◆ Task
Of the lines in the records that follow, how many include the word "name"? Answer with a bare number.

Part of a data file
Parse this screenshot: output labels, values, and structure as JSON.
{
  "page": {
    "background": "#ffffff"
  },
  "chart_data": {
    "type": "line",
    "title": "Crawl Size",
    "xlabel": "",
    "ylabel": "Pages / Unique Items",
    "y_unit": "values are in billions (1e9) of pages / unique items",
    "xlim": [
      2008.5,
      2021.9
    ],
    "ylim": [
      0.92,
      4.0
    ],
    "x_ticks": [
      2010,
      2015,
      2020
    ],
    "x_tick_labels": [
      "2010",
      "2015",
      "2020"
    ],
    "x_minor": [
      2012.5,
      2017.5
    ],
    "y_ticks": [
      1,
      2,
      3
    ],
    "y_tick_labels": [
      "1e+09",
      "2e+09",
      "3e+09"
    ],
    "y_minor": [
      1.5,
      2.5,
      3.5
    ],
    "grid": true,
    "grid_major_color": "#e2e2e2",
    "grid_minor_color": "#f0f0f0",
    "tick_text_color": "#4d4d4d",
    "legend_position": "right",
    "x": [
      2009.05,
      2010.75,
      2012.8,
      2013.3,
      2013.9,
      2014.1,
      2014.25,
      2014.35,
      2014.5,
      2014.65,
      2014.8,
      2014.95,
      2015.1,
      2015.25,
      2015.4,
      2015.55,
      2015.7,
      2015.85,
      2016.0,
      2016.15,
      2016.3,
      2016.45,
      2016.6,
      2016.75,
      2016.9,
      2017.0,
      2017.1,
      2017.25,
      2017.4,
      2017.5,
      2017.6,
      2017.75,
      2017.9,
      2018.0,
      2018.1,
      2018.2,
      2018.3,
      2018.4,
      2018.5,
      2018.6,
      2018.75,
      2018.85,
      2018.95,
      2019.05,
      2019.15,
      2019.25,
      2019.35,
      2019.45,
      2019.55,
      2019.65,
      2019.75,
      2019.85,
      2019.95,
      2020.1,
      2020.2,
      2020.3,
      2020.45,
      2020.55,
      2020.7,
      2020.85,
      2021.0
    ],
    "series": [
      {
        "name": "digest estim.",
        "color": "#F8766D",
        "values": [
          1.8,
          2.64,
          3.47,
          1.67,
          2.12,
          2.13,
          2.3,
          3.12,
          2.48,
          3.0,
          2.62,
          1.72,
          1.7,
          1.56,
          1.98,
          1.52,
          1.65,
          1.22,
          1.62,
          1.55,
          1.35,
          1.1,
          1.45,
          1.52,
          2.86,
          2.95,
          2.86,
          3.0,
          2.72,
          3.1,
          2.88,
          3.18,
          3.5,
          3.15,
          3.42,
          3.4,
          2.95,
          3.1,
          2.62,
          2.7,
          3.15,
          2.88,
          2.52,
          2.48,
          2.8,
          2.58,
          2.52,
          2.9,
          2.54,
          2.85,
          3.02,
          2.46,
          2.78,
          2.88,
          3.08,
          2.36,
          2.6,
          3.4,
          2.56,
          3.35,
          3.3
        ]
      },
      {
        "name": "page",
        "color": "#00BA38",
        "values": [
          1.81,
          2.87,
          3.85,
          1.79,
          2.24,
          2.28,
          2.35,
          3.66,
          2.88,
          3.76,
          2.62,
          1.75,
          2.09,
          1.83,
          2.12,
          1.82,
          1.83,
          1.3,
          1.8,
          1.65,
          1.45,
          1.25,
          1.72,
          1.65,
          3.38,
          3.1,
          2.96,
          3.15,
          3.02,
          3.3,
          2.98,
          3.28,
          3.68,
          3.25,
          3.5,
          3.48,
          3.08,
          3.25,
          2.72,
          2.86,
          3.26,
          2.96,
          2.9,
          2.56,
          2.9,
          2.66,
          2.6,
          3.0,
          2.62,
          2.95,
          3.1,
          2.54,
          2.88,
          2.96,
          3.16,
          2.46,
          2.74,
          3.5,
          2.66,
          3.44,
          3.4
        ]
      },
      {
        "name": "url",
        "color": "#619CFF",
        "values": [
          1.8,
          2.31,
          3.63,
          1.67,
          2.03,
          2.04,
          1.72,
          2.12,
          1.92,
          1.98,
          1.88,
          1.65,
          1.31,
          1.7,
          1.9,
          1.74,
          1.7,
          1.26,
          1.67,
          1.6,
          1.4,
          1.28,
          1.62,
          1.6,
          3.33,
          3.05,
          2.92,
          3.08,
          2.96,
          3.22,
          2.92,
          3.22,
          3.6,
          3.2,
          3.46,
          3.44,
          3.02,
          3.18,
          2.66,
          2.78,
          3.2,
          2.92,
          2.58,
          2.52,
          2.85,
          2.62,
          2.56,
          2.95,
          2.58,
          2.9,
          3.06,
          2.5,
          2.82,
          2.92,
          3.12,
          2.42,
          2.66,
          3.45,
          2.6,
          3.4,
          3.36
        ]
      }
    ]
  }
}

◆ Exercise solution
3